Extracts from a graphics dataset
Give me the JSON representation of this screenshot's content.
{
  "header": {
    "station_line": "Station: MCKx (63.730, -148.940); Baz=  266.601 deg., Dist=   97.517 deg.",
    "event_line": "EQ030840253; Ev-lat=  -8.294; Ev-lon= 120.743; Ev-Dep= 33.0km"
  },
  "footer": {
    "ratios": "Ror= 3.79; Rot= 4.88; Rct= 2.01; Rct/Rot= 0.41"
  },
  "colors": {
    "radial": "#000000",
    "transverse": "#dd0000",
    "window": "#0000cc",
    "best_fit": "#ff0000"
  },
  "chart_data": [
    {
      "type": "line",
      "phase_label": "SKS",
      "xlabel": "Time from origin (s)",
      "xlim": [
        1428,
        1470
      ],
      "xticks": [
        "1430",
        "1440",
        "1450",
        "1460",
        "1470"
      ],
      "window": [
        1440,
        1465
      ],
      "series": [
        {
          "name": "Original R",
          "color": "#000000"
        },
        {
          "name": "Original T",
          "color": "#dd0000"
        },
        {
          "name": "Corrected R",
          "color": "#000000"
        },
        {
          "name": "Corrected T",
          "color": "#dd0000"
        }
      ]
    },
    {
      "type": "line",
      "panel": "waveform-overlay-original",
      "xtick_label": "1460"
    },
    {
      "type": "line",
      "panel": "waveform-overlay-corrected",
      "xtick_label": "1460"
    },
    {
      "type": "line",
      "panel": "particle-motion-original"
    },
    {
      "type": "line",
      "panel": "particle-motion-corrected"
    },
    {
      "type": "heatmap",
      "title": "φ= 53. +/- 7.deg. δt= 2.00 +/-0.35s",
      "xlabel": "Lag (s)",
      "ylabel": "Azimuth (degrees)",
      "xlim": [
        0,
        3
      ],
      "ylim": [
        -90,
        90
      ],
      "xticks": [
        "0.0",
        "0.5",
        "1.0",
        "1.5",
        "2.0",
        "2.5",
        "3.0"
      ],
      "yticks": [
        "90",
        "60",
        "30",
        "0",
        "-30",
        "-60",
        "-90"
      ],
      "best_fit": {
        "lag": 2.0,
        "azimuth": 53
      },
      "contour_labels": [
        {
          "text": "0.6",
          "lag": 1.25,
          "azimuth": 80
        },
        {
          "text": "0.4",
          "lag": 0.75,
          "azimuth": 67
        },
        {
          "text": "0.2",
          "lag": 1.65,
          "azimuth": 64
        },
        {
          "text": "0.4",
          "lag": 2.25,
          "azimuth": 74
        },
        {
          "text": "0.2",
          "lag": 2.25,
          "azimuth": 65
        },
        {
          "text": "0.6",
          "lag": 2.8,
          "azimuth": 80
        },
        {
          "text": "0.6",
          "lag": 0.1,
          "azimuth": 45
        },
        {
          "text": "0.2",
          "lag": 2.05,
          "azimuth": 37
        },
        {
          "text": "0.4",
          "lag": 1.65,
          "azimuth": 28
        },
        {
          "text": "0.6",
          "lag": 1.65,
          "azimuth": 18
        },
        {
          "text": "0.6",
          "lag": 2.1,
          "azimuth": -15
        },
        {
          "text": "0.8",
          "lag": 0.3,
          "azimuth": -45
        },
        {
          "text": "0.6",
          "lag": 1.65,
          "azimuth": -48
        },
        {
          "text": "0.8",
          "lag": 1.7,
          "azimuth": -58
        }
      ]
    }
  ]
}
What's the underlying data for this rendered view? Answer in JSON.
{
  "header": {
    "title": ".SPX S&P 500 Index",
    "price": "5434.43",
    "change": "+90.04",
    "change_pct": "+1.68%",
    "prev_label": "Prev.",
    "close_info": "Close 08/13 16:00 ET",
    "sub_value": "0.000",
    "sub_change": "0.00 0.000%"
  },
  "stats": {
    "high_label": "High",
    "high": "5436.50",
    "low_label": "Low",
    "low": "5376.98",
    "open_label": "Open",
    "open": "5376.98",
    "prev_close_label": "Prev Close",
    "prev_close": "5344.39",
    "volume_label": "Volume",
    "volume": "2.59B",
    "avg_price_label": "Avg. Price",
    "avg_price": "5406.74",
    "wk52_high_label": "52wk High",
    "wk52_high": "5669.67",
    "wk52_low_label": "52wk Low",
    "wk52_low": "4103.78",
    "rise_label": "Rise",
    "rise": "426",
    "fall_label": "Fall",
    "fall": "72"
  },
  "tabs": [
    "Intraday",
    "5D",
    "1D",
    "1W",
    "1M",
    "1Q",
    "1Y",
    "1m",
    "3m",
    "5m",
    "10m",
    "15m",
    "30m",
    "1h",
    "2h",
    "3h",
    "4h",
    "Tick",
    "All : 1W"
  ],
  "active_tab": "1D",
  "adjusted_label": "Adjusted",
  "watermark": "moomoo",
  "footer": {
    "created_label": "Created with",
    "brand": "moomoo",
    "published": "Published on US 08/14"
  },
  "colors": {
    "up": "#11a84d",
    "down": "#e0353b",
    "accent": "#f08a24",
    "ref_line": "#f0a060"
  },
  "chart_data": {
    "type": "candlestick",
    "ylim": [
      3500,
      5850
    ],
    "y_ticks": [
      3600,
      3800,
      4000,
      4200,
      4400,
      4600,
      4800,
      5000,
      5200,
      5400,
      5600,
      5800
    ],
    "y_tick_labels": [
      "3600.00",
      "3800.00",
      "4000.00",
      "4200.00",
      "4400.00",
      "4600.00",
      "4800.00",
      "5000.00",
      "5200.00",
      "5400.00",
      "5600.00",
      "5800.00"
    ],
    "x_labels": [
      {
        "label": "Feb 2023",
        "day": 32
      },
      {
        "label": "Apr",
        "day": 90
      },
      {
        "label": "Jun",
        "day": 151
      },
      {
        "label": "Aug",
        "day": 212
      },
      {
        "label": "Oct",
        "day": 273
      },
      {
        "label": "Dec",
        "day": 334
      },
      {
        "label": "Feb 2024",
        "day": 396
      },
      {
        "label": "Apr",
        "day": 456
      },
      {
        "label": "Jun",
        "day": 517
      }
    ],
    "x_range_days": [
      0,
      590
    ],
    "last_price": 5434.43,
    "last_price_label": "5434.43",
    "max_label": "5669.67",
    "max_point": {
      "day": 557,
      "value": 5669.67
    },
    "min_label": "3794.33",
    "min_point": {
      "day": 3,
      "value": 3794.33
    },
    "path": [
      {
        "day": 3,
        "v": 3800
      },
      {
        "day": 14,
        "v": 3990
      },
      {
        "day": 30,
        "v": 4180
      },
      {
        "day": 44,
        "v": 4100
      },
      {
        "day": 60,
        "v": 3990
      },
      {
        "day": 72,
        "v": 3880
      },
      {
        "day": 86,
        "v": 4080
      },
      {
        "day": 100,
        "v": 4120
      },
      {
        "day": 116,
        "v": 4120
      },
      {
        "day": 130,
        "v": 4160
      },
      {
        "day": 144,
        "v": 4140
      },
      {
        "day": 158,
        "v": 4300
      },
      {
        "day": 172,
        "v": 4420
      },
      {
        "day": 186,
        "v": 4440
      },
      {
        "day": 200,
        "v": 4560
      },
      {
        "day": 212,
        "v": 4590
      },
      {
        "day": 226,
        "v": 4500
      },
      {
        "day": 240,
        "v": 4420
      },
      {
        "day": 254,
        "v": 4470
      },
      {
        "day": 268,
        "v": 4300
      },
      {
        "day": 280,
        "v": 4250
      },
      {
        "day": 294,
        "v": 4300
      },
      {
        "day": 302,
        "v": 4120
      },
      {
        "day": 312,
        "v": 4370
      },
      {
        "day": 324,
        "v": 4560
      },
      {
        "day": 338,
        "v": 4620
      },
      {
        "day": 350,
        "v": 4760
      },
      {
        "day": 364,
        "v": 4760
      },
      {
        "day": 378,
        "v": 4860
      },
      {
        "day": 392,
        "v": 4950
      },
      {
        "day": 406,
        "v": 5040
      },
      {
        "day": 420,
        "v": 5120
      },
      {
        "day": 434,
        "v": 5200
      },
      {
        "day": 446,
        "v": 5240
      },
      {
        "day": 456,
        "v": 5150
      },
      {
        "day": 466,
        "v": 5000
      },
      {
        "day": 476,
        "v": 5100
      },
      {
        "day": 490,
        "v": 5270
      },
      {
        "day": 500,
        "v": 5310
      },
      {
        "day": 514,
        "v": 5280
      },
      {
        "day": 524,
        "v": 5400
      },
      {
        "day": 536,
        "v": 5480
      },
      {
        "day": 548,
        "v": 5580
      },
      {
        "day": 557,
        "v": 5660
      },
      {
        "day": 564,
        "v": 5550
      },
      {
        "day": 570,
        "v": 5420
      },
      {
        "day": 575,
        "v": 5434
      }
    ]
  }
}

Prompt
Which lines above contain the word "name"? Copy each of them.

Task result
          "name": "Original R",
          "name": "Original T",
          "name": "Corrected R",
          "name": "Corrected T",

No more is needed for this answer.